* **Provided information**
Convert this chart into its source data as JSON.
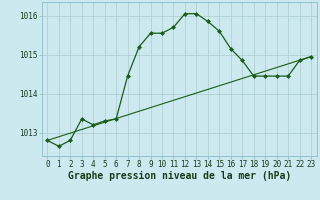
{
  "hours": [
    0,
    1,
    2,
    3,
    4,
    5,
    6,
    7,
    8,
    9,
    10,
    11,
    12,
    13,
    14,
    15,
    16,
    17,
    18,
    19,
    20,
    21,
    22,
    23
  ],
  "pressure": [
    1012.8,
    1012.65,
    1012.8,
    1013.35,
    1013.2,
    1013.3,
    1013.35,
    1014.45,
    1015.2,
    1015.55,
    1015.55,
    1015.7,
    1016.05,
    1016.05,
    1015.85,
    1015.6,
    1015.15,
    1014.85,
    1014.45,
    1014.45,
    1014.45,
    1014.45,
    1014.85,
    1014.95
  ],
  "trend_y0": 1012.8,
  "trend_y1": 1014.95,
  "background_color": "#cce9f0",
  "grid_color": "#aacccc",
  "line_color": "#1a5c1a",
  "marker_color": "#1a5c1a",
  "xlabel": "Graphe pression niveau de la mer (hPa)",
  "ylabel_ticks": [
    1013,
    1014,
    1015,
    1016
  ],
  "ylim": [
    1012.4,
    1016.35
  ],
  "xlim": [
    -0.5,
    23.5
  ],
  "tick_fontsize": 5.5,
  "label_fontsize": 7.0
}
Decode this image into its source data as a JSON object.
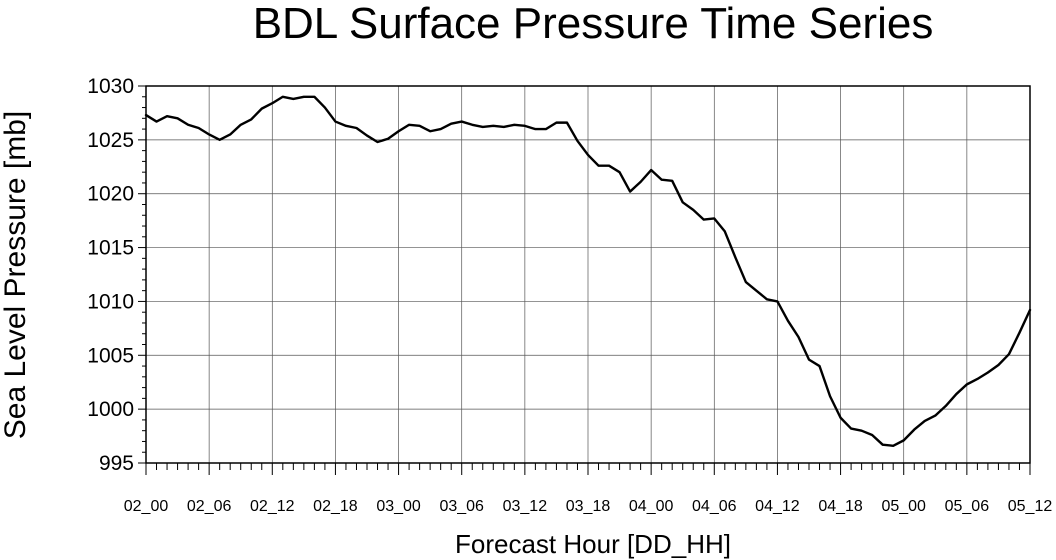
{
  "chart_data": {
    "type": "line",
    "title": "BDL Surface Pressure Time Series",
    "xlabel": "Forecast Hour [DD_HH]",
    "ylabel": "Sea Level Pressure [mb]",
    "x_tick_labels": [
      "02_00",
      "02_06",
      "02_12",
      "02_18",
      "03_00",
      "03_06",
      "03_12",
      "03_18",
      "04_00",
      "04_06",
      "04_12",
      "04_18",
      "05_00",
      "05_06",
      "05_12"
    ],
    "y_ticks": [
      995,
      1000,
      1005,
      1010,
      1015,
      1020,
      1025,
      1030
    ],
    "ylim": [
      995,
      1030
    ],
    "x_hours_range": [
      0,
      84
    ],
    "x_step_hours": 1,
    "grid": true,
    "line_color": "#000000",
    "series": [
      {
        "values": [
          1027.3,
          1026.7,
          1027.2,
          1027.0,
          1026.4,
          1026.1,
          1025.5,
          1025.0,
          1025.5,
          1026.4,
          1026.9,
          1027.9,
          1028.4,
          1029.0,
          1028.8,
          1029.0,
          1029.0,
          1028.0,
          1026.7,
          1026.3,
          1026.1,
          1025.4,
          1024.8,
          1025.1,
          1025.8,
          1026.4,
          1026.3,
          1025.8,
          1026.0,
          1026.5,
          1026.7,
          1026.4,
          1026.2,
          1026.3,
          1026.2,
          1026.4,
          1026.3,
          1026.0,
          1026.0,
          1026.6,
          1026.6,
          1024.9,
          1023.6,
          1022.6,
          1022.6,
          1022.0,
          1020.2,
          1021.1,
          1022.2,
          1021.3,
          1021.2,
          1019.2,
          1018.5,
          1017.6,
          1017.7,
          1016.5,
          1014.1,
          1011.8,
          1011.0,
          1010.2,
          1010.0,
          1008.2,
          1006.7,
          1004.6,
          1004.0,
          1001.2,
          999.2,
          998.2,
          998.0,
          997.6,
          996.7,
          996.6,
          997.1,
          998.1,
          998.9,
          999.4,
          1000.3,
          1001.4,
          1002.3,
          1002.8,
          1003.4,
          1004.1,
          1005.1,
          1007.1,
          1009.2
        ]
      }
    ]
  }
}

* **What is being asked**
The data should be printed again unchanged; leave its pictures out.

* **Problem solution**
Convert this chart into its source data as JSON.
{
  "hours": [
    0,
    1,
    2,
    3,
    4,
    5,
    6,
    7,
    8,
    9,
    10,
    11,
    12,
    13,
    14,
    15,
    16,
    17,
    18,
    19,
    20,
    21,
    22,
    23
  ],
  "pressure": [
    1012.8,
    1012.65,
    1012.8,
    1013.35,
    1013.2,
    1013.3,
    1013.35,
    1014.45,
    1015.2,
    1015.55,
    1015.55,
    1015.7,
    1016.05,
    1016.05,
    1015.85,
    1015.6,
    1015.15,
    1014.85,
    1014.45,
    1014.45,
    1014.45,
    1014.45,
    1014.85,
    1014.95
  ],
  "trend_y0": 1012.8,
  "trend_y1": 1014.95,
  "background_color": "#cce9f0",
  "grid_color": "#aacccc",
  "line_color": "#1a5c1a",
  "marker_color": "#1a5c1a",
  "xlabel": "Graphe pression niveau de la mer (hPa)",
  "ylabel_ticks": [
    1013,
    1014,
    1015,
    1016
  ],
  "ylim": [
    1012.4,
    1016.35
  ],
  "xlim": [
    -0.5,
    23.5
  ],
  "tick_fontsize": 5.5,
  "label_fontsize": 7.0
}
Decode this image into its source data as a JSON object.
{
  "chart_data": {
    "type": "line",
    "title": "BDL Surface Pressure Time Series",
    "xlabel": "Forecast Hour [DD_HH]",
    "ylabel": "Sea Level Pressure [mb]",
    "x_tick_labels": [
      "02_00",
      "02_06",
      "02_12",
      "02_18",
      "03_00",
      "03_06",
      "03_12",
      "03_18",
      "04_00",
      "04_06",
      "04_12",
      "04_18",
      "05_00",
      "05_06",
      "05_12"
    ],
    "y_ticks": [
      995,
      1000,
      1005,
      1010,
      1015,
      1020,
      1025,
      1030
    ],
    "ylim": [
      995,
      1030
    ],
    "x_hours_range": [
      0,
      84
    ],
    "x_step_hours": 1,
    "grid": true,
    "line_color": "#000000",
    "series": [
      {
        "values": [
          1027.3,
          1026.7,
          1027.2,
          1027.0,
          1026.4,
          1026.1,
          1025.5,
          1025.0,
          1025.5,
          1026.4,
          1026.9,
          1027.9,
          1028.4,
          1029.0,
          1028.8,
          1029.0,
          1029.0,
          1028.0,
          1026.7,
          1026.3,
          1026.1,
          1025.4,
          1024.8,
          1025.1,
          1025.8,
          1026.4,
          1026.3,
          1025.8,
          1026.0,
          1026.5,
          1026.7,
          1026.4,
          1026.2,
          1026.3,
          1026.2,
          1026.4,
          1026.3,
          1026.0,
          1026.0,
          1026.6,
          1026.6,
          1024.9,
          1023.6,
          1022.6,
          1022.6,
          1022.0,
          1020.2,
          1021.1,
          1022.2,
          1021.3,
          1021.2,
          1019.2,
          1018.5,
          1017.6,
          1017.7,
          1016.5,
          1014.1,
          1011.8,
          1011.0,
          1010.2,
          1010.0,
          1008.2,
          1006.7,
          1004.6,
          1004.0,
          1001.2,
          999.2,
          998.2,
          998.0,
          997.6,
          996.7,
          996.6,
          997.1,
          998.1,
          998.9,
          999.4,
          1000.3,
          1001.4,
          1002.3,
          1002.8,
          1003.4,
          1004.1,
          1005.1,
          1007.1,
          1009.2
        ]
      }
    ]
  }
}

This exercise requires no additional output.